Problem description: Wherever a line in the data below holds "Unique", copy that line.

Dataset items
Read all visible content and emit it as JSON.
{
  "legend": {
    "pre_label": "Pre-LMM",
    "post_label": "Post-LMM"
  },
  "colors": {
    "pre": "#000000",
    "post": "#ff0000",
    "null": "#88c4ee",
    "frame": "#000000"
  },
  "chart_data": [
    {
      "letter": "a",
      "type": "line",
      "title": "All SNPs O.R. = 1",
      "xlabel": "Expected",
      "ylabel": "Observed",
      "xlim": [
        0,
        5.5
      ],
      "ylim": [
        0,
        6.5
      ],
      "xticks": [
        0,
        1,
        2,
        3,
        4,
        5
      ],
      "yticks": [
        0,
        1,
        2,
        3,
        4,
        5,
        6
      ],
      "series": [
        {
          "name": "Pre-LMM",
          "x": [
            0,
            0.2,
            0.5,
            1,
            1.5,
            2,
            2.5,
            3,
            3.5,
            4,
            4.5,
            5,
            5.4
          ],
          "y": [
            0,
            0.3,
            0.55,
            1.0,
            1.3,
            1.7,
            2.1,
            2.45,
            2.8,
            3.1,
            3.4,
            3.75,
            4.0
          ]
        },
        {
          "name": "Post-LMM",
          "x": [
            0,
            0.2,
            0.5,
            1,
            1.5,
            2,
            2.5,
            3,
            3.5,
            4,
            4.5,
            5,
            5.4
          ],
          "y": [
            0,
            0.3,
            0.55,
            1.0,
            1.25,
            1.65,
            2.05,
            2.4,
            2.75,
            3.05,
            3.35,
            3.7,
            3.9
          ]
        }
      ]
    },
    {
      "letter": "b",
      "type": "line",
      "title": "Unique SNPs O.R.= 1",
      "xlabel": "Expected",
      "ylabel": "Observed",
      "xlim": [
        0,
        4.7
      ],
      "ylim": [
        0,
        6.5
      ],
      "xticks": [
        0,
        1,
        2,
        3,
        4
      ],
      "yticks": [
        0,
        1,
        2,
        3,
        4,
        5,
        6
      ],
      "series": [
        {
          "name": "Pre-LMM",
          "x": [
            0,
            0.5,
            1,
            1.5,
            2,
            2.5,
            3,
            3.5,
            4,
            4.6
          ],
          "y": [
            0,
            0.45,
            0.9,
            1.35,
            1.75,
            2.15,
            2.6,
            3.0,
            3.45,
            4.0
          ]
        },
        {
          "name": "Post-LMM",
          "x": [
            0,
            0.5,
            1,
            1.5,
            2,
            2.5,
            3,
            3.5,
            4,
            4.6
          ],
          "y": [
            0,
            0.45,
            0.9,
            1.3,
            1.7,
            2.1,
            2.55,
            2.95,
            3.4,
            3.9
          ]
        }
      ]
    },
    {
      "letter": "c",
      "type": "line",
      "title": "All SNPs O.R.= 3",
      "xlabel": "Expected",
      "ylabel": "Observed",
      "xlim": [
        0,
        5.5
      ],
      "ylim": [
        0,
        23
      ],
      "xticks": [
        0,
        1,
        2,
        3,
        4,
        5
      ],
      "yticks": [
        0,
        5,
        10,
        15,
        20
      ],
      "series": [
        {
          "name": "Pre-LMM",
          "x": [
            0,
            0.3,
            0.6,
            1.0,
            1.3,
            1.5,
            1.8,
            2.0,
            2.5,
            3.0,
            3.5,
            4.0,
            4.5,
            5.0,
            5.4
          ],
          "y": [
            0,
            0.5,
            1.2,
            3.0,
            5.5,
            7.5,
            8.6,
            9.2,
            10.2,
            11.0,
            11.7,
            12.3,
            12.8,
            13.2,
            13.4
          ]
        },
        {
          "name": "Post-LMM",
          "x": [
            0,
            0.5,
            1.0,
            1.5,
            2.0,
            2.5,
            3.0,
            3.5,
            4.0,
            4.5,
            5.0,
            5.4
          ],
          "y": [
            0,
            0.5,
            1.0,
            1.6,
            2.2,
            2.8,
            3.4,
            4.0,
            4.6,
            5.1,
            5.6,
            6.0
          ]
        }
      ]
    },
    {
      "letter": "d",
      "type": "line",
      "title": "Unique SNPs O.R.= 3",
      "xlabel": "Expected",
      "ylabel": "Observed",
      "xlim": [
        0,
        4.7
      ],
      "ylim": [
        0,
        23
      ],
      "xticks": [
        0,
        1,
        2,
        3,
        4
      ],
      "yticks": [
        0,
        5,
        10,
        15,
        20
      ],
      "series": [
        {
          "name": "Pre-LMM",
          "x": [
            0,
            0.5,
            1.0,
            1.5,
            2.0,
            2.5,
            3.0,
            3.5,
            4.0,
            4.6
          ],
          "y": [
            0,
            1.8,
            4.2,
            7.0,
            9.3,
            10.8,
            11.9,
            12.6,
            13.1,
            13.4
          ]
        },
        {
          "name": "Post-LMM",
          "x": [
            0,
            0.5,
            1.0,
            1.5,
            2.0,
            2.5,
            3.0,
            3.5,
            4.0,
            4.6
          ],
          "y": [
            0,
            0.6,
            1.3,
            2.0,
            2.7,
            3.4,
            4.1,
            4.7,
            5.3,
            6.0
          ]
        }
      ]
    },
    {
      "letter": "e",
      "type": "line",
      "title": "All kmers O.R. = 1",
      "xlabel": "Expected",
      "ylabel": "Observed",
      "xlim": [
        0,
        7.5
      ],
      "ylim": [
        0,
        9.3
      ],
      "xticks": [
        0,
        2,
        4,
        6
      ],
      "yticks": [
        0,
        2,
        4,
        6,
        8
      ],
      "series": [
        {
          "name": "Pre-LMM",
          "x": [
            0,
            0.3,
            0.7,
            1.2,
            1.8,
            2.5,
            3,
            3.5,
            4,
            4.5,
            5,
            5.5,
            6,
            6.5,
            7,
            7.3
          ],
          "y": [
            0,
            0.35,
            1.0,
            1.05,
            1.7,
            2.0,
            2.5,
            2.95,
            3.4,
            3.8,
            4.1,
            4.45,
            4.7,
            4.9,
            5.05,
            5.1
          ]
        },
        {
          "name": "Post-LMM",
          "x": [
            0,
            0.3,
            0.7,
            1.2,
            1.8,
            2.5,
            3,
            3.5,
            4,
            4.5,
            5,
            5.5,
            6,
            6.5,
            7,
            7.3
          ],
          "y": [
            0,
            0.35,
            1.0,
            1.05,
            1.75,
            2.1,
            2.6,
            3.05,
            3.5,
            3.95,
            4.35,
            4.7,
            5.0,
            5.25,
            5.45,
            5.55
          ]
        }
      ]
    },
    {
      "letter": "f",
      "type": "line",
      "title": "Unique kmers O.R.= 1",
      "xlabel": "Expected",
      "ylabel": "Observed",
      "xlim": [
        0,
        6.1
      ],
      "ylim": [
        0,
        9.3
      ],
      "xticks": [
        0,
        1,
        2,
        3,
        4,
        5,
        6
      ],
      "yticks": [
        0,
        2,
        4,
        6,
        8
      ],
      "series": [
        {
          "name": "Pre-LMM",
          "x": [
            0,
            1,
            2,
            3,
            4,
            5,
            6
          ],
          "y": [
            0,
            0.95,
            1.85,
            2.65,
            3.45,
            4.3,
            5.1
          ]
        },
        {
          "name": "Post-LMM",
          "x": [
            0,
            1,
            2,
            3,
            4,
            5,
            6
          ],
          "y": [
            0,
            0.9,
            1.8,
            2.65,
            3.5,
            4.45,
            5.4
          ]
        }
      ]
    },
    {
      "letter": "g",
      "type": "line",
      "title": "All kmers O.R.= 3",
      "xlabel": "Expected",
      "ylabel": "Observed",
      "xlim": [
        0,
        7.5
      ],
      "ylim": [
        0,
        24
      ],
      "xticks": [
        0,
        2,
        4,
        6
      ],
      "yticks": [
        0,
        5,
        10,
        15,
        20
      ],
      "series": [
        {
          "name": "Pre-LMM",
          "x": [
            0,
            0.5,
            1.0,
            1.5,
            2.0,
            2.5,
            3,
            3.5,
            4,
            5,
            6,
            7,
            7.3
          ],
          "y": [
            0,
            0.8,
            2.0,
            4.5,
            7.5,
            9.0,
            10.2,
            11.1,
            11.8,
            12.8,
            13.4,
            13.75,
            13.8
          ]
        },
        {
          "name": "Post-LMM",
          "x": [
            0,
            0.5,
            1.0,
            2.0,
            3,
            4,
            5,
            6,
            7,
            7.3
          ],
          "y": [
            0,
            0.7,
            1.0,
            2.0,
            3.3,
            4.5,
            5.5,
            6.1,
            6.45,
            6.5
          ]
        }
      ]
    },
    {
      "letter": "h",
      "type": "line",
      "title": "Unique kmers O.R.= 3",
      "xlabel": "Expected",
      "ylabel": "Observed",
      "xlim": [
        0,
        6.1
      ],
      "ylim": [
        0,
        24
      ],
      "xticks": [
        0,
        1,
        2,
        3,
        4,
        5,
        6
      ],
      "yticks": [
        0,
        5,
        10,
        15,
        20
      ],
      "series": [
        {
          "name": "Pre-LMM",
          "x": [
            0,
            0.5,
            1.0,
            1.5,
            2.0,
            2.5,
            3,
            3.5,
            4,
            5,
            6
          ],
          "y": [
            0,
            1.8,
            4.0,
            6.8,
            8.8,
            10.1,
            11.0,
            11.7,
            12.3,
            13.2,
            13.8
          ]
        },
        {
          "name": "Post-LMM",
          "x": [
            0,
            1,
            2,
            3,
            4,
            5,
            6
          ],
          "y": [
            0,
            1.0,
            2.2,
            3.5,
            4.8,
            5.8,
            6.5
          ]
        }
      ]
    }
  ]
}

Solution to the exercise:
      "title": "Unique SNPs O.R.= 1",
      "title": "Unique SNPs O.R.= 3",
      "title": "Unique kmers O.R.= 1",
      "title": "Unique kmers O.R.= 3",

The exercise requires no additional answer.